#### Aim
Everything in the listing should be restated word for word.

* Start Task input *

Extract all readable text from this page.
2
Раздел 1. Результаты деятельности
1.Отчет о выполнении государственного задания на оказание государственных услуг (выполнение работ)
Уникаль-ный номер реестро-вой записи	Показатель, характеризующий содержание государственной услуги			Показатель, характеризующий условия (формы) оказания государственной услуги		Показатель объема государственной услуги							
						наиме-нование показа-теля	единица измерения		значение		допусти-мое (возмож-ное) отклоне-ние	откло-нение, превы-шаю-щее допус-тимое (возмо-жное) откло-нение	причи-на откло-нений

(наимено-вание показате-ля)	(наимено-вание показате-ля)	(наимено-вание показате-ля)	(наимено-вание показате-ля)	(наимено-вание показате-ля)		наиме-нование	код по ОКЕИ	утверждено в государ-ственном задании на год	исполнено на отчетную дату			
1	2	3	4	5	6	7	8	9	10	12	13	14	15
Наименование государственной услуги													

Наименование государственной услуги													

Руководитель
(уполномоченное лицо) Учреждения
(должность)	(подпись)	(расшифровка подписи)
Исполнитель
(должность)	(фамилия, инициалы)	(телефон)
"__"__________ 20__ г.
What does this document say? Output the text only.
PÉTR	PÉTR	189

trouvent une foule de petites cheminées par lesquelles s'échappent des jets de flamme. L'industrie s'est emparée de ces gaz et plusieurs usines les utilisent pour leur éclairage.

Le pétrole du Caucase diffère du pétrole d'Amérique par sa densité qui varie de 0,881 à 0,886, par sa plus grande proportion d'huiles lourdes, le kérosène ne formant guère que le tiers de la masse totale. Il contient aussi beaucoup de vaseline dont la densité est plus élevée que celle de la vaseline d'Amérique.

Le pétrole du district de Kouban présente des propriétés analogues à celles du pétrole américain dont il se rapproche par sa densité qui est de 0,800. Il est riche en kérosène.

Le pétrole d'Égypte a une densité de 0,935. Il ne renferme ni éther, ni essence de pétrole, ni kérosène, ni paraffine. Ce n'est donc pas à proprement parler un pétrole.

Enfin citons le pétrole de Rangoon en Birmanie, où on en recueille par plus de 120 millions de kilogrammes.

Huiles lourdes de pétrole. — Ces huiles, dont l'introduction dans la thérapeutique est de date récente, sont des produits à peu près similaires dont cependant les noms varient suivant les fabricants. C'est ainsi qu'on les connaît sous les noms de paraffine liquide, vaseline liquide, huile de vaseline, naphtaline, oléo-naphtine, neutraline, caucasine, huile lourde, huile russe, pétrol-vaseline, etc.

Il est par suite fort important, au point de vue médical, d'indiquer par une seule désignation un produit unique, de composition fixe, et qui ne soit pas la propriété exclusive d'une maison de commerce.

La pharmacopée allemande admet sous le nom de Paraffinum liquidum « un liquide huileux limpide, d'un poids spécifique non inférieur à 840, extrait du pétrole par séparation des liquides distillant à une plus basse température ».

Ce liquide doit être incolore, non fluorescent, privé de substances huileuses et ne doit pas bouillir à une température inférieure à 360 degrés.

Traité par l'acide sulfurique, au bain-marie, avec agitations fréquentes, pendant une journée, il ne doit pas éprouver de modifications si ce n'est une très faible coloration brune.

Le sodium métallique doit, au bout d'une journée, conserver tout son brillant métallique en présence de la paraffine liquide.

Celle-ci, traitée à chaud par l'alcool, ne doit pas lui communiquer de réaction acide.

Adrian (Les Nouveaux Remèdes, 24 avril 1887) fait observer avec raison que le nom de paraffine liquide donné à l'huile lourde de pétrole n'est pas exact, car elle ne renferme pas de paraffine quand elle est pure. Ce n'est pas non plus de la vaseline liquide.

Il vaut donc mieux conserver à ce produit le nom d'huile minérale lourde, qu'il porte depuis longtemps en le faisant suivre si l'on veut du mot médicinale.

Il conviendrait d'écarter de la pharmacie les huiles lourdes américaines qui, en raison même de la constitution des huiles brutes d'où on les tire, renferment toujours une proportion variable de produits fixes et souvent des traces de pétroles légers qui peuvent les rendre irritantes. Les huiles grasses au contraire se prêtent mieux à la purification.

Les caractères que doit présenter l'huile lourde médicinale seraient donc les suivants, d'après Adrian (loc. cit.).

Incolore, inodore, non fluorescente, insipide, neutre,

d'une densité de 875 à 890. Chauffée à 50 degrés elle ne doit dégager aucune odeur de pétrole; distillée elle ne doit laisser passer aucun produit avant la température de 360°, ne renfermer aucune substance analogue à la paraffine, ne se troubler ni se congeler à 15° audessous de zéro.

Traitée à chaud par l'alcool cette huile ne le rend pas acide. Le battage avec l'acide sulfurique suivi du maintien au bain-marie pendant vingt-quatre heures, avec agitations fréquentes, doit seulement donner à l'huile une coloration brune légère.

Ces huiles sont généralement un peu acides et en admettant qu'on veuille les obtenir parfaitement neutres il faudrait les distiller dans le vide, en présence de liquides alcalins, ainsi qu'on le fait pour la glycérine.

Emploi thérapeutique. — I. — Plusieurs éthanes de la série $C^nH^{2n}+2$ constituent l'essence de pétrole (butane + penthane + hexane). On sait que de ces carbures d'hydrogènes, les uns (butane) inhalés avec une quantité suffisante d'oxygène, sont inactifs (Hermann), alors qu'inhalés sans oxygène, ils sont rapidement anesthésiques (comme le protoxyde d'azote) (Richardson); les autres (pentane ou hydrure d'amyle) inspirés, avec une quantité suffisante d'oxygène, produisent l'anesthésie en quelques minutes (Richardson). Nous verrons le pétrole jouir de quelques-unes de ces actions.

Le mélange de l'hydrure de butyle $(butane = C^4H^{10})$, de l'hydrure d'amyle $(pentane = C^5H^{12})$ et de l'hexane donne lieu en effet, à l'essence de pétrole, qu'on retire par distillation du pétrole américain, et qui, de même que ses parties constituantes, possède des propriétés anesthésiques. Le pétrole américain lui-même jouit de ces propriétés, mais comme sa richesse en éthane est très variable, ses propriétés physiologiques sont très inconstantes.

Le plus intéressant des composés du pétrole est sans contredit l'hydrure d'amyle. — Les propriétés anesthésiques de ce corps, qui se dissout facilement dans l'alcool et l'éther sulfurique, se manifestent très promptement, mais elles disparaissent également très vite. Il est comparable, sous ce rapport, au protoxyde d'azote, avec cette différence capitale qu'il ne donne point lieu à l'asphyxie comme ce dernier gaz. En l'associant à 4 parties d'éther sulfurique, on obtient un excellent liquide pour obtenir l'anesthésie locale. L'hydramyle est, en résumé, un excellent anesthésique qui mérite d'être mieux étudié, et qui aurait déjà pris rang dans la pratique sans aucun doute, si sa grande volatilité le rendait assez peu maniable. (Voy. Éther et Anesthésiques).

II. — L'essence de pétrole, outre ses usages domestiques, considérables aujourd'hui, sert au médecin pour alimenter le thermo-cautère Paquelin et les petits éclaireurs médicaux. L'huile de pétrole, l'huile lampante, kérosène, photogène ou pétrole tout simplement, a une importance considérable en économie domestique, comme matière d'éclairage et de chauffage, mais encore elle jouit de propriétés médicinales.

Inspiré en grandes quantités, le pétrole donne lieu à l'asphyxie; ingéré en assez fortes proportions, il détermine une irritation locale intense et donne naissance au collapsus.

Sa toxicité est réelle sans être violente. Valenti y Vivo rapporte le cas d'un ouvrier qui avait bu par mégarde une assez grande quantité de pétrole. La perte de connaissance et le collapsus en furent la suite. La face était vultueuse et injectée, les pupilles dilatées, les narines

* End Task input *

#### Task answer
Extract all readable text from this page.
2
Раздел 1. Результаты деятельности
1.Отчет о выполнении государственного задания на оказание государственных услуг (выполнение работ)
Уникаль-ный номер реестро-вой записи	Показатель, характеризующий содержание государственной услуги			Показатель, характеризующий условия (формы) оказания государственной услуги		Показатель объема государственной услуги							
						наиме-нование показа-теля	единица измерения		значение		допусти-мое (возмож-ное) отклоне-ние	откло-нение, превы-шаю-щее допус-тимое (возмо-жное) откло-нение	причи-на откло-нений

(наимено-вание показате-ля)	(наимено-вание показате-ля)	(наимено-вание показате-ля)	(наимено-вание показате-ля)	(наимено-вание показате-ля)		наиме-нование	код по ОКЕИ	утверждено в государ-ственном задании на год	исполнено на отчетную дату			
1	2	3	4	5	6	7	8	9	10	12	13	14	15
Наименование государственной услуги													

Наименование государственной услуги													

Руководитель
(уполномоченное лицо) Учреждения
(должность)	(подпись)	(расшифровка подписи)
Исполнитель
(должность)	(фамилия, инициалы)	(телефон)
"__"__________ 20__ г.
What does this document say? Output the text only.
PÉTR	PÉTR	189

trouvent une foule de petites cheminées par lesquelles s'échappent des jets de flamme. L'industrie s'est emparée de ces gaz et plusieurs usines les utilisent pour leur éclairage.

Le pétrole du Caucase diffère du pétrole d'Amérique par sa densité qui varie de 0,881 à 0,886, par sa plus grande proportion d'huiles lourdes, le kérosène ne formant guère que le tiers de la masse totale. Il contient aussi beaucoup de vaseline dont la densité est plus élevée que celle de la vaseline d'Amérique.

Le pétrole du district de Kouban présente des propriétés analogues à celles du pétrole américain dont il se rapproche par sa densité qui est de 0,800. Il est riche en kérosène.

Le pétrole d'Égypte a une densité de 0,935. Il ne renferme ni éther, ni essence de pétrole, ni kérosène, ni paraffine. Ce n'est donc pas à proprement parler un pétrole.

Enfin citons le pétrole de Rangoon en Birmanie, où on en recueille par plus de 120 millions de kilogrammes.

Huiles lourdes de pétrole. — Ces huiles, dont l'introduction dans la thérapeutique est de date récente, sont des produits à peu près similaires dont cependant les noms varient suivant les fabricants. C'est ainsi qu'on les connaît sous les noms de paraffine liquide, vaseline liquide, huile de vaseline, naphtaline, oléo-naphtine, neutraline, caucasine, huile lourde, huile russe, pétrol-vaseline, etc.

Il est par suite fort important, au point de vue médical, d'indiquer par une seule désignation un produit unique, de composition fixe, et qui ne soit pas la propriété exclusive d'une maison de commerce.

La pharmacopée allemande admet sous le nom de Paraffinum liquidum « un liquide huileux limpide, d'un poids spécifique non inférieur à 840, extrait du pétrole par séparation des liquides distillant à une plus basse température ».

Ce liquide doit être incolore, non fluorescent, privé de substances huileuses et ne doit pas bouillir à une température inférieure à 360 degrés.

Traité par l'acide sulfurique, au bain-marie, avec agitations fréquentes, pendant une journée, il ne doit pas éprouver de modifications si ce n'est une très faible coloration brune.

Le sodium métallique doit, au bout d'une journée, conserver tout son brillant métallique en présence de la paraffine liquide.

Celle-ci, traitée à chaud par l'alcool, ne doit pas lui communiquer de réaction acide.

Adrian (Les Nouveaux Remèdes, 24 avril 1887) fait observer avec raison que le nom de paraffine liquide donné à l'huile lourde de pétrole n'est pas exact, car elle ne renferme pas de paraffine quand elle est pure. Ce n'est pas non plus de la vaseline liquide.

Il vaut donc mieux conserver à ce produit le nom d'huile minérale lourde, qu'il porte depuis longtemps en le faisant suivre si l'on veut du mot médicinale.

Il conviendrait d'écarter de la pharmacie les huiles lourdes américaines qui, en raison même de la constitution des huiles brutes d'où on les tire, renferment toujours une proportion variable de produits fixes et souvent des traces de pétroles légers qui peuvent les rendre irritantes. Les huiles grasses au contraire se prêtent mieux à la purification.

Les caractères que doit présenter l'huile lourde médicinale seraient donc les suivants, d'après Adrian (loc. cit.).

Incolore, inodore, non fluorescente, insipide, neutre,

d'une densité de 875 à 890. Chauffée à 50 degrés elle ne doit dégager aucune odeur de pétrole; distillée elle ne doit laisser passer aucun produit avant la température de 360°, ne renfermer aucune substance analogue à la paraffine, ne se troubler ni se congeler à 15° audessous de zéro.

Traitée à chaud par l'alcool cette huile ne le rend pas acide. Le battage avec l'acide sulfurique suivi du maintien au bain-marie pendant vingt-quatre heures, avec agitations fréquentes, doit seulement donner à l'huile une coloration brune légère.

Ces huiles sont généralement un peu acides et en admettant qu'on veuille les obtenir parfaitement neutres il faudrait les distiller dans le vide, en présence de liquides alcalins, ainsi qu'on le fait pour la glycérine.

Emploi thérapeutique. — I. — Plusieurs éthanes de la série $C^nH^{2n}+2$ constituent l'essence de pétrole (butane + penthane + hexane). On sait que de ces carbures d'hydrogènes, les uns (butane) inhalés avec une quantité suffisante d'oxygène, sont inactifs (Hermann), alors qu'inhalés sans oxygène, ils sont rapidement anesthésiques (comme le protoxyde d'azote) (Richardson); les autres (pentane ou hydrure d'amyle) inspirés, avec une quantité suffisante d'oxygène, produisent l'anesthésie en quelques minutes (Richardson). Nous verrons le pétrole jouir de quelques-unes de ces actions.

Le mélange de l'hydrure de butyle $(butane = C^4H^{10})$, de l'hydrure d'amyle $(pentane = C^5H^{12})$ et de l'hexane donne lieu en effet, à l'essence de pétrole, qu'on retire par distillation du pétrole américain, et qui, de même que ses parties constituantes, possède des propriétés anesthésiques. Le pétrole américain lui-même jouit de ces propriétés, mais comme sa richesse en éthane est très variable, ses propriétés physiologiques sont très inconstantes.

Le plus intéressant des composés du pétrole est sans contredit l'hydrure d'amyle. — Les propriétés anesthésiques de ce corps, qui se dissout facilement dans l'alcool et l'éther sulfurique, se manifestent très promptement, mais elles disparaissent également très vite. Il est comparable, sous ce rapport, au protoxyde d'azote, avec cette différence capitale qu'il ne donne point lieu à l'asphyxie comme ce dernier gaz. En l'associant à 4 parties d'éther sulfurique, on obtient un excellent liquide pour obtenir l'anesthésie locale. L'hydramyle est, en résumé, un excellent anesthésique qui mérite d'être mieux étudié, et qui aurait déjà pris rang dans la pratique sans aucun doute, si sa grande volatilité le rendait assez peu maniable. (Voy. Éther et Anesthésiques).

II. — L'essence de pétrole, outre ses usages domestiques, considérables aujourd'hui, sert au médecin pour alimenter le thermo-cautère Paquelin et les petits éclaireurs médicaux. L'huile de pétrole, l'huile lampante, kérosène, photogène ou pétrole tout simplement, a une importance considérable en économie domestique, comme matière d'éclairage et de chauffage, mais encore elle jouit de propriétés médicinales.

Inspiré en grandes quantités, le pétrole donne lieu à l'asphyxie; ingéré en assez fortes proportions, il détermine une irritation locale intense et donne naissance au collapsus.

Sa toxicité est réelle sans être violente. Valenti y Vivo rapporte le cas d'un ouvrier qui avait bu par mégarde une assez grande quantité de pétrole. La perte de connaissance et le collapsus en furent la suite. La face était vultueuse et injectée, les pupilles dilatées, les narines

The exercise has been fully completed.